**INSTRUCTIONS TO FOLLOW:** Write out every entry exactly as it appears.

**Stored data entries:**
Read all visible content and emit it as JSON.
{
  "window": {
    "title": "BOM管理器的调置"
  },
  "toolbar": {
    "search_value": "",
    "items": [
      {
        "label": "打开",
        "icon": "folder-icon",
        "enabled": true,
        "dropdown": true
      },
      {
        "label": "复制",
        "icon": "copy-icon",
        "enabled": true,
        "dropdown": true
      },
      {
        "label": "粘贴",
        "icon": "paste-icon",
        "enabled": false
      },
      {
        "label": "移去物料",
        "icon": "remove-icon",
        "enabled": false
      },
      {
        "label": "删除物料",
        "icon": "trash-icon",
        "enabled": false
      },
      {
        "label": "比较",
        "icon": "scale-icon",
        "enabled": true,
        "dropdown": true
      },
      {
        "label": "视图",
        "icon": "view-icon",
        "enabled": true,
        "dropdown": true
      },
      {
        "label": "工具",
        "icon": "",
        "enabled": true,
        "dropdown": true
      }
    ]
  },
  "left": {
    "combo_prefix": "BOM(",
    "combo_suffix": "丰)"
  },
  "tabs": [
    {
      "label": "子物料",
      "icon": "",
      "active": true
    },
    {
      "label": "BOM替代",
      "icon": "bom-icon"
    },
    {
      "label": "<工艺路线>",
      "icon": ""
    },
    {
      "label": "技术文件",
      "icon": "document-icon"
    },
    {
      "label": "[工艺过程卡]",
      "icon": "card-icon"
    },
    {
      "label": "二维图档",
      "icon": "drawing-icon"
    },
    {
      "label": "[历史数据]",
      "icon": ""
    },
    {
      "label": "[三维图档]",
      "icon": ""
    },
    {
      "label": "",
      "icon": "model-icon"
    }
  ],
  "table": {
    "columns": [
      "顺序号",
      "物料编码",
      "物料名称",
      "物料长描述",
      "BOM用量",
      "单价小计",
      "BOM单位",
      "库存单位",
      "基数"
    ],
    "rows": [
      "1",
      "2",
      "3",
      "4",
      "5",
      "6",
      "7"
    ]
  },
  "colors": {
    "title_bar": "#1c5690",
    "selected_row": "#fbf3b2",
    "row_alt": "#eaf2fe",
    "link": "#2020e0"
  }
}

**RESULT FOR THIS TASK:**
Read all visible content and emit it as JSON.
{
  "window": {
    "title": "BOM管理器的调置"
  },
  "toolbar": {
    "search_value": "",
    "items": [
      {
        "label": "打开",
        "icon": "folder-icon",
        "enabled": true,
        "dropdown": true
      },
      {
        "label": "复制",
        "icon": "copy-icon",
        "enabled": true,
        "dropdown": true
      },
      {
        "label": "粘贴",
        "icon": "paste-icon",
        "enabled": false
      },
      {
        "label": "移去物料",
        "icon": "remove-icon",
        "enabled": false
      },
      {
        "label": "删除物料",
        "icon": "trash-icon",
        "enabled": false
      },
      {
        "label": "比较",
        "icon": "scale-icon",
        "enabled": true,
        "dropdown": true
      },
      {
        "label": "视图",
        "icon": "view-icon",
        "enabled": true,
        "dropdown": true
      },
      {
        "label": "工具",
        "icon": "",
        "enabled": true,
        "dropdown": true
      }
    ]
  },
  "left": {
    "combo_prefix": "BOM(",
    "combo_suffix": "丰)"
  },
  "tabs": [
    {
      "label": "子物料",
      "icon": "",
      "active": true
    },
    {
      "label": "BOM替代",
      "icon": "bom-icon"
    },
    {
      "label": "<工艺路线>",
      "icon": ""
    },
    {
      "label": "技术文件",
      "icon": "document-icon"
    },
    {
      "label": "[工艺过程卡]",
      "icon": "card-icon"
    },
    {
      "label": "二维图档",
      "icon": "drawing-icon"
    },
    {
      "label": "[历史数据]",
      "icon": ""
    },
    {
      "label": "[三维图档]",
      "icon": ""
    },
    {
      "label": "",
      "icon": "model-icon"
    }
  ],
  "table": {
    "columns": [
      "顺序号",
      "物料编码",
      "物料名称",
      "物料长描述",
      "BOM用量",
      "单价小计",
      "BOM单位",
      "库存单位",
      "基数"
    ],
    "rows": [
      "1",
      "2",
      "3",
      "4",
      "5",
      "6",
      "7"
    ]
  },
  "colors": {
    "title_bar": "#1c5690",
    "selected_row": "#fbf3b2",
    "row_alt": "#eaf2fe",
    "link": "#2020e0"
  }
}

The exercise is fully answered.